__WHAT TO DO__
Search the listing below for "vyvozování". Copy each matching line.

__STORED RECORDS__
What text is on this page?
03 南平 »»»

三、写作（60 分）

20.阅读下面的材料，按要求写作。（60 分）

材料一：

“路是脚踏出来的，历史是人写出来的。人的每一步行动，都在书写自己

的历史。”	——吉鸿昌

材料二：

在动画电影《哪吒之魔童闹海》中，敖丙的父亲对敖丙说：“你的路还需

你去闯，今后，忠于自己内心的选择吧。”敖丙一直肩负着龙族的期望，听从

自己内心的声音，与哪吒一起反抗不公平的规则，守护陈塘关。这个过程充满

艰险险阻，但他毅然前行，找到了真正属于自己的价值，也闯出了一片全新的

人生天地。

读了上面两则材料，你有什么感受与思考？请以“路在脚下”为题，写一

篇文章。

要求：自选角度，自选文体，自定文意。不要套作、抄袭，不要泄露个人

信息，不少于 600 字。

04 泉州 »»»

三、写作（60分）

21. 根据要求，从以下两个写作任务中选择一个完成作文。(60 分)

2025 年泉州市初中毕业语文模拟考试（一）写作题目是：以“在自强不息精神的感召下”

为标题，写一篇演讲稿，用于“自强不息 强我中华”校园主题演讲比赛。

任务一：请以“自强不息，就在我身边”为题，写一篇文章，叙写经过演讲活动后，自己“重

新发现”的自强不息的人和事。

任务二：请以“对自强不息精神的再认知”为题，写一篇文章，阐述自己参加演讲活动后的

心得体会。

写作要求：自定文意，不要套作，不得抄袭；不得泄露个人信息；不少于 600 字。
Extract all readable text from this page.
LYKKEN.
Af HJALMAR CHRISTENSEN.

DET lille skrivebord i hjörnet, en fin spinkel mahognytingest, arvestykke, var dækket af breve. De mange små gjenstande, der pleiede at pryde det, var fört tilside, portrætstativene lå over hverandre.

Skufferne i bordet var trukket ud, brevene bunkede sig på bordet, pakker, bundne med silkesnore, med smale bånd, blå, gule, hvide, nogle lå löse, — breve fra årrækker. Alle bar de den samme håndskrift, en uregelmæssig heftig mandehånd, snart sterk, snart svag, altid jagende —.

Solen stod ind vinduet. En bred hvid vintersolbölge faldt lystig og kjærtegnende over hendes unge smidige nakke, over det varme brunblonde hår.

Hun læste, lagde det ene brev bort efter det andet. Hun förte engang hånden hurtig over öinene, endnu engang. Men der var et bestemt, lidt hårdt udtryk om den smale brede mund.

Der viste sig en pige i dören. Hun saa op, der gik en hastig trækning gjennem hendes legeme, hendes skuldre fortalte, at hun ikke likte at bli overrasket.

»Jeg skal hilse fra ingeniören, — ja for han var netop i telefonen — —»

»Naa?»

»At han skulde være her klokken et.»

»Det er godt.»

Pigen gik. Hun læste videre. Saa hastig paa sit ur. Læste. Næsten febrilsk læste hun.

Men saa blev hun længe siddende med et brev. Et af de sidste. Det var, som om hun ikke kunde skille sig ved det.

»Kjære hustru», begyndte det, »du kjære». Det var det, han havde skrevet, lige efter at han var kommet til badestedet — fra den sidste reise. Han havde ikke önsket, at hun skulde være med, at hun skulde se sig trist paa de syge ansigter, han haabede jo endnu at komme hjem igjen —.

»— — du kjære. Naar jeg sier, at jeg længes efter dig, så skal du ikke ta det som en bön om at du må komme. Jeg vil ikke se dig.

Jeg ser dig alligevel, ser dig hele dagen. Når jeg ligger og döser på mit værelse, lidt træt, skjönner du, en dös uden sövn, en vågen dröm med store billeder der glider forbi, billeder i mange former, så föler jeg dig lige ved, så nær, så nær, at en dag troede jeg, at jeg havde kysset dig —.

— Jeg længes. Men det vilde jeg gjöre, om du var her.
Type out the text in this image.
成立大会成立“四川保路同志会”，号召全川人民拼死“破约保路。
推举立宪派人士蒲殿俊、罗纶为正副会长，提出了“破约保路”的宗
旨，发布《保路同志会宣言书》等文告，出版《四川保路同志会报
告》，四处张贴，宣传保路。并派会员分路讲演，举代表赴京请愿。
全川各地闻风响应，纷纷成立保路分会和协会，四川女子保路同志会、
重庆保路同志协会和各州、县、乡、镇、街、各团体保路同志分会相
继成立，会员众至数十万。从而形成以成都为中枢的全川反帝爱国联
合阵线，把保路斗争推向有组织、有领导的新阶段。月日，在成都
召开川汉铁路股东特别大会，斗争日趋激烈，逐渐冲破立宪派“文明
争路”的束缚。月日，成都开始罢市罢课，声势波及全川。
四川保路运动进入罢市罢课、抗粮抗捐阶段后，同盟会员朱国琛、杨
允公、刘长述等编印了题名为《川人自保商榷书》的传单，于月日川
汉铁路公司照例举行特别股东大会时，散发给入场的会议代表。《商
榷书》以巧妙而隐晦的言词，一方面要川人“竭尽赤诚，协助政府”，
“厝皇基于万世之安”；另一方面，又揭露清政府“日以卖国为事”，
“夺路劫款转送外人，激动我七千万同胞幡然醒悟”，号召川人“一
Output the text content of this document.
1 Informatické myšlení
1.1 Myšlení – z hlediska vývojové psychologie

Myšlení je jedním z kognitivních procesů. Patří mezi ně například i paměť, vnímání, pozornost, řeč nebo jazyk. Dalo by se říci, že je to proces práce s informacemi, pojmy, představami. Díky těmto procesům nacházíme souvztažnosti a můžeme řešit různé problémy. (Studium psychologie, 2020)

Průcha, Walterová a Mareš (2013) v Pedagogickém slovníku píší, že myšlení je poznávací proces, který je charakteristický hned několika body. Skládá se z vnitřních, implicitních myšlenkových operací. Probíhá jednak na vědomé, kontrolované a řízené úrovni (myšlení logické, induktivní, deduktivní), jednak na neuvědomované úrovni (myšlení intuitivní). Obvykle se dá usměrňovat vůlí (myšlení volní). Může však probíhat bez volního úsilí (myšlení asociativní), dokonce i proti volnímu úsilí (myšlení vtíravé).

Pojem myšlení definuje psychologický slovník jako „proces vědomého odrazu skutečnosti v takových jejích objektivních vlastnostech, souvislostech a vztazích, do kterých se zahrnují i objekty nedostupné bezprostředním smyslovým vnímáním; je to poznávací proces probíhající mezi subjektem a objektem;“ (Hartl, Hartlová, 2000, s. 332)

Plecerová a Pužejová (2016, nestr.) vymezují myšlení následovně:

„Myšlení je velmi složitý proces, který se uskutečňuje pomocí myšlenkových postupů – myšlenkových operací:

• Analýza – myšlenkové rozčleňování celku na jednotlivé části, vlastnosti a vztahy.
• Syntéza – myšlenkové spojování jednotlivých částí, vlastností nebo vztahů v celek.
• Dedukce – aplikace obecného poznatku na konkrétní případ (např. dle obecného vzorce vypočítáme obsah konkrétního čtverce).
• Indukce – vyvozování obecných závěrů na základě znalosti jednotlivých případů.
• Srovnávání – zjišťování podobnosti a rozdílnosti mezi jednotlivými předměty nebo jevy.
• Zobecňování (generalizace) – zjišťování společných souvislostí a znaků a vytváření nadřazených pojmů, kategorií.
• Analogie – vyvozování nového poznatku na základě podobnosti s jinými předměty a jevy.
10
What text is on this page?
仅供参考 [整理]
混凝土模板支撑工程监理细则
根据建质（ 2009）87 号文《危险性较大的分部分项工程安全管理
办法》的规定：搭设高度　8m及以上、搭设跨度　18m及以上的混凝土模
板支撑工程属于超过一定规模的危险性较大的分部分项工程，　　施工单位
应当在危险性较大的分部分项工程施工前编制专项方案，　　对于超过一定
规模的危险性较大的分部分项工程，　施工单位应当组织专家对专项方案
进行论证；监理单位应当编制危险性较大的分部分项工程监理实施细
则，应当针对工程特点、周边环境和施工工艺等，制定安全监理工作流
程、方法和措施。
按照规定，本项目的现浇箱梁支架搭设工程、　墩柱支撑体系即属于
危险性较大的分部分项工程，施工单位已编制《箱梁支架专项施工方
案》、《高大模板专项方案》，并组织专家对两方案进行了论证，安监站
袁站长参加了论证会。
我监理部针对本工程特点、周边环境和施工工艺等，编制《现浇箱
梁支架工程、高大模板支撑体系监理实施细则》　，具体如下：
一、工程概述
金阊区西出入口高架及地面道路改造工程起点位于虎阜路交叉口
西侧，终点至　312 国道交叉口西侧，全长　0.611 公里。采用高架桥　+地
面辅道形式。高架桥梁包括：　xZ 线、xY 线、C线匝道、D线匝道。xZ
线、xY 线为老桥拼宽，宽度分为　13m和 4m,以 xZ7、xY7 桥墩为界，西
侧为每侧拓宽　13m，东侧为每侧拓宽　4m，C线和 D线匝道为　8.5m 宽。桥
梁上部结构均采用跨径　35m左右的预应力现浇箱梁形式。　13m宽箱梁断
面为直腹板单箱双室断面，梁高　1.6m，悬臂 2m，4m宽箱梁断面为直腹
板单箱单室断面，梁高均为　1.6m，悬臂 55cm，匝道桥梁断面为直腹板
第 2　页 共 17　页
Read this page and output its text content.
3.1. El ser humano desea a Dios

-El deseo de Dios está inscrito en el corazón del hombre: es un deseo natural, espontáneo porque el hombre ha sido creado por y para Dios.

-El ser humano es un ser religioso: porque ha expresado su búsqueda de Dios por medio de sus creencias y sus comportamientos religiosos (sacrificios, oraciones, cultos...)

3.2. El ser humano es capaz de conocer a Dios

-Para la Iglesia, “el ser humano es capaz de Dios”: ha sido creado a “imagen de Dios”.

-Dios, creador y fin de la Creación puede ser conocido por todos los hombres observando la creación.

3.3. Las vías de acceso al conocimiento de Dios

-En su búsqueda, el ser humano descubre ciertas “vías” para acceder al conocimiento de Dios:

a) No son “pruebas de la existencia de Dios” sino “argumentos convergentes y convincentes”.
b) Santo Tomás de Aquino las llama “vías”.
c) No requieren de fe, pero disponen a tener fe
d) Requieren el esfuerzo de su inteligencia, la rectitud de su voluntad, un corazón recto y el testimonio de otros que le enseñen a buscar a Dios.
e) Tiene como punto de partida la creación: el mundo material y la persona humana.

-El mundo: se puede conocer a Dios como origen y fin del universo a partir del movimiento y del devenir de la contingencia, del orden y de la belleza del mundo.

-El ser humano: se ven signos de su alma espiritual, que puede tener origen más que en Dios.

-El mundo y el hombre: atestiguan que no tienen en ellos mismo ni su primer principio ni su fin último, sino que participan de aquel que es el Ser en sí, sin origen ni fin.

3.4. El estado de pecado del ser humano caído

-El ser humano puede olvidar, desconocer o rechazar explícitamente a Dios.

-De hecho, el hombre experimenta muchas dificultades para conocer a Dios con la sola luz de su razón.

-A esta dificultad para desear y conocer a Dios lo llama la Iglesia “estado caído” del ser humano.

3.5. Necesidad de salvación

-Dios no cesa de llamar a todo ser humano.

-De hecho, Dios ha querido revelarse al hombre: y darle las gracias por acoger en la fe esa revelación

__REPLY__
• Indukce – vyvozování obecných závěrů na základě znalosti jednotlivých případů.
• Analogie – vyvozování nového poznatku na základě podobnosti s jinými předměty a jevy.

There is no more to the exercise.